Listed records:
· · ·

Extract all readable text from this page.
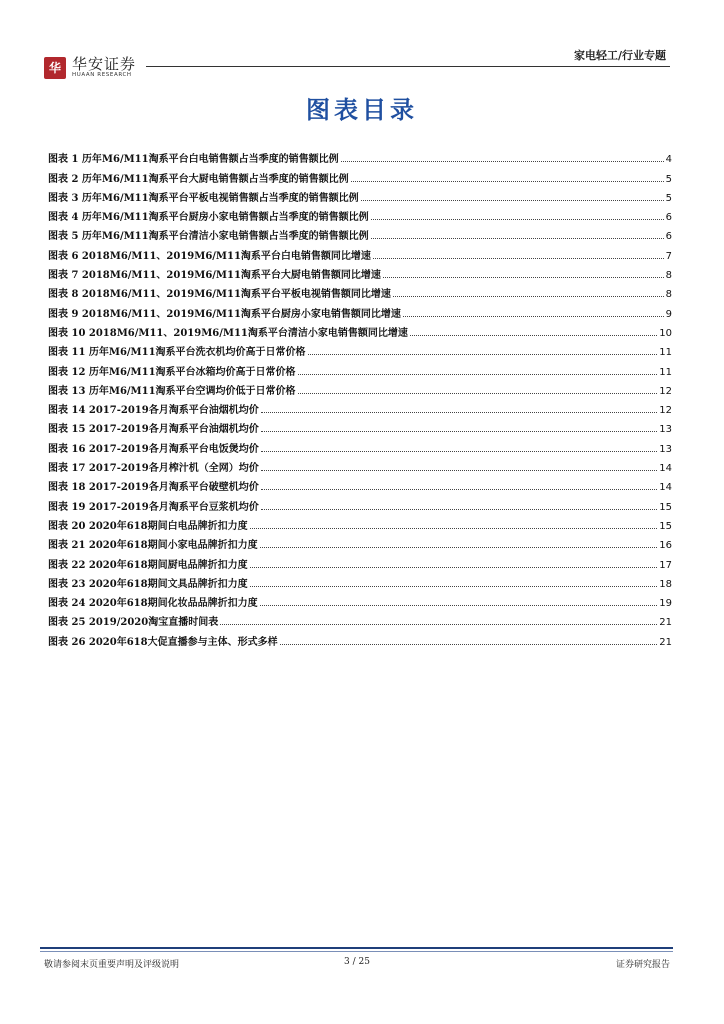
华 华安证券
HUAAN RESEARCH
家电轻工/行业专题
图表目录
图表 1 历年M6/M11淘系平台白电销售额占当季度的销售额比例	4
图表 2 历年M6/M11淘系平台大厨电销售额占当季度的销售额比例	5
图表 3 历年M6/M11淘系平台平板电视销售额占当季度的销售额比例	5
图表 4 历年M6/M11淘系平台厨房小家电销售额占当季度的销售额比例	6
图表 5 历年M6/M11淘系平台清洁小家电销售额占当季度的销售额比例	6
图表 6 2018M6/M11、2019M6/M11淘系平台白电销售额同比增速	7
图表 7 2018M6/M11、2019M6/M11淘系平台大厨电销售额同比增速	8
图表 8 2018M6/M11、2019M6/M11淘系平台平板电视销售额同比增速	8
图表 9 2018M6/M11、2019M6/M11淘系平台厨房小家电销售额同比增速	9
图表 10 2018M6/M11、2019M6/M11淘系平台清洁小家电销售额同比增速	10
图表 11 历年M6/M11淘系平台洗衣机均价高于日常价格	11
图表 12 历年M6/M11淘系平台冰箱均价高于日常价格	11
图表 13 历年M6/M11淘系平台空调均价低于日常价格	12
图表 14 2017-2019各月淘系平台油烟机均价	12
图表 15 2017-2019各月淘系平台油烟机均价	13
图表 16 2017-2019各月淘系平台电饭煲均价	13
图表 17 2017-2019各月榨汁机（全网）均价	14
图表 18 2017-2019各月淘系平台破壁机均价	14
图表 19 2017-2019各月淘系平台豆浆机均价	15
图表 20 2020年618期间白电品牌折扣力度	15
图表 21 2020年618期间小家电品牌折扣力度	16
图表 22 2020年618期间厨电品牌折扣力度	17
图表 23 2020年618期间文具品牌折扣力度	18
图表 24 2020年618期间化妆品品牌折扣力度	19
图表 25 2019/2020淘宝直播时间表	21
图表 26 2020年618大促直播参与主体、形式多样	21
敬请参阅末页重要声明及评级说明	3 / 25	证券研究报告
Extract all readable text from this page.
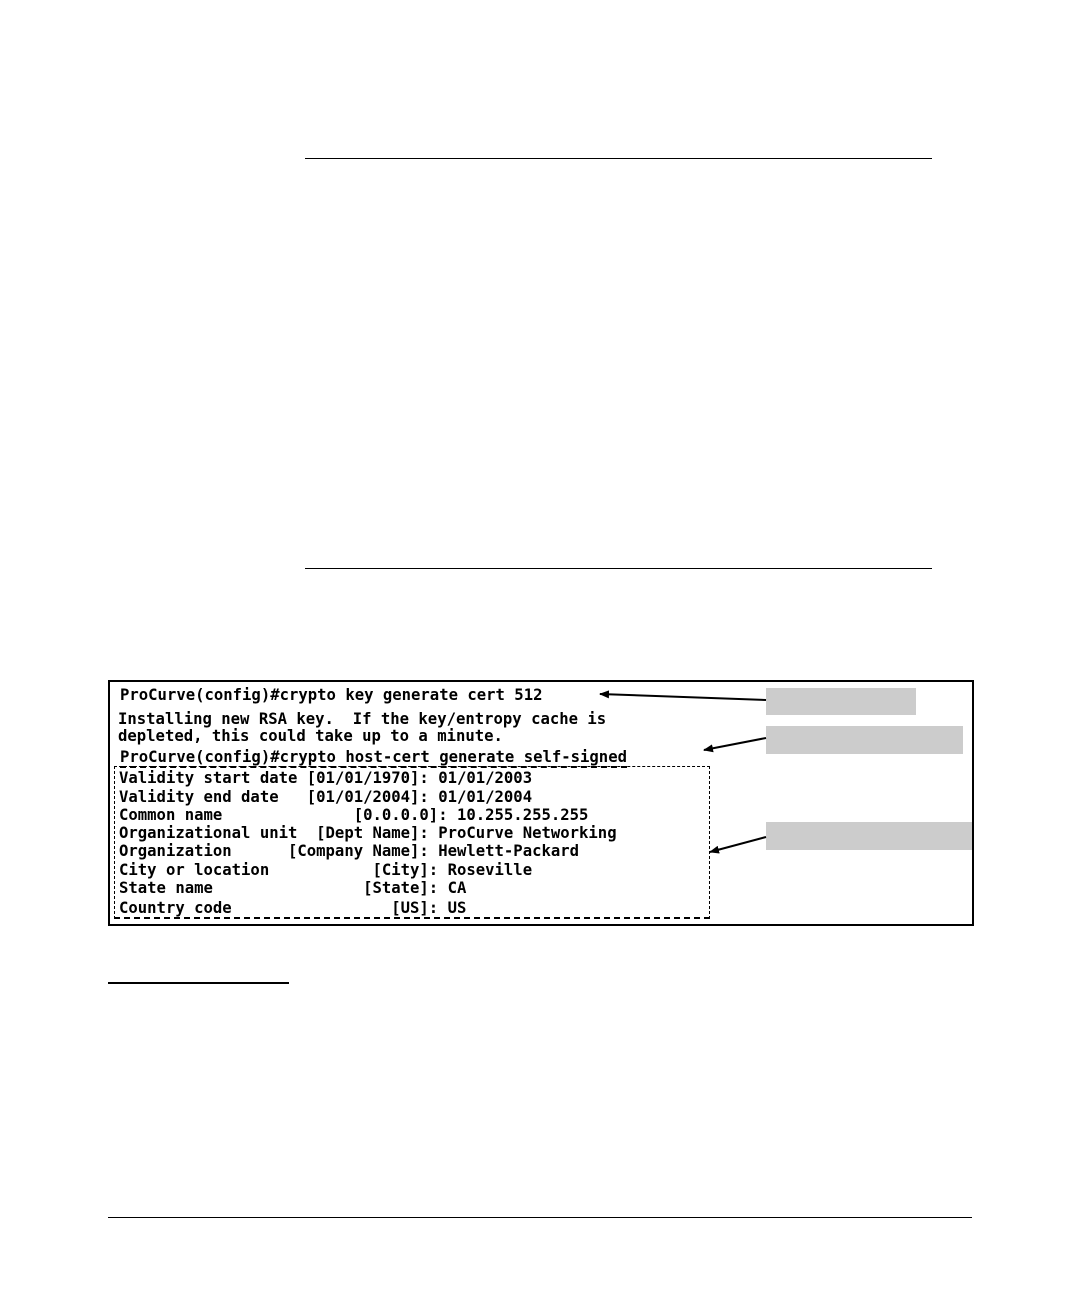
ProCurve(config)#crypto key generate cert 512
Installing new RSA key.  If the key/entropy cache is
depleted, this could take up to a minute.
ProCurve(config)#crypto host-cert generate self-signed
Validity start date [01/01/1970]: 01/01/2003
Validity end date   [01/01/2004]: 01/01/2004
Common name              [0.0.0.0]: 10.255.255.255
Organizational unit  [Dept Name]: ProCurve Networking
Organization      [Company Name]: Hewlett-Packard
City or location           [City]: Roseville
State name                [State]: CA
Country code                 [US]: US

· · ·

Set problem:
Every line above should be returned exactly; the pictures stay out.

Correct response:
Extract all readable text from this page.
华 华安证券
HUAAN RESEARCH
家电轻工/行业专题
图表目录
图表 1 历年M6/M11淘系平台白电销售额占当季度的销售额比例	4
图表 2 历年M6/M11淘系平台大厨电销售额占当季度的销售额比例	5
图表 3 历年M6/M11淘系平台平板电视销售额占当季度的销售额比例	5
图表 4 历年M6/M11淘系平台厨房小家电销售额占当季度的销售额比例	6
图表 5 历年M6/M11淘系平台清洁小家电销售额占当季度的销售额比例	6
图表 6 2018M6/M11、2019M6/M11淘系平台白电销售额同比增速	7
图表 7 2018M6/M11、2019M6/M11淘系平台大厨电销售额同比增速	8
图表 8 2018M6/M11、2019M6/M11淘系平台平板电视销售额同比增速	8
图表 9 2018M6/M11、2019M6/M11淘系平台厨房小家电销售额同比增速	9
图表 10 2018M6/M11、2019M6/M11淘系平台清洁小家电销售额同比增速	10
图表 11 历年M6/M11淘系平台洗衣机均价高于日常价格	11
图表 12 历年M6/M11淘系平台冰箱均价高于日常价格	11
图表 13 历年M6/M11淘系平台空调均价低于日常价格	12
图表 14 2017-2019各月淘系平台油烟机均价	12
图表 15 2017-2019各月淘系平台油烟机均价	13
图表 16 2017-2019各月淘系平台电饭煲均价	13
图表 17 2017-2019各月榨汁机（全网）均价	14
图表 18 2017-2019各月淘系平台破壁机均价	14
图表 19 2017-2019各月淘系平台豆浆机均价	15
图表 20 2020年618期间白电品牌折扣力度	15
图表 21 2020年618期间小家电品牌折扣力度	16
图表 22 2020年618期间厨电品牌折扣力度	17
图表 23 2020年618期间文具品牌折扣力度	18
图表 24 2020年618期间化妆品品牌折扣力度	19
图表 25 2019/2020淘宝直播时间表	21
图表 26 2020年618大促直播参与主体、形式多样	21
敬请参阅末页重要声明及评级说明	3 / 25	证券研究报告
Extract all readable text from this page.
ProCurve(config)#crypto key generate cert 512
Installing new RSA key.  If the key/entropy cache is
depleted, this could take up to a minute.
ProCurve(config)#crypto host-cert generate self-signed
Validity start date [01/01/1970]: 01/01/2003
Validity end date   [01/01/2004]: 01/01/2004
Common name              [0.0.0.0]: 10.255.255.255
Organizational unit  [Dept Name]: ProCurve Networking
Organization      [Company Name]: Hewlett-Packard
City or location           [City]: Roseville
State name                [State]: CA
Country code                 [US]: US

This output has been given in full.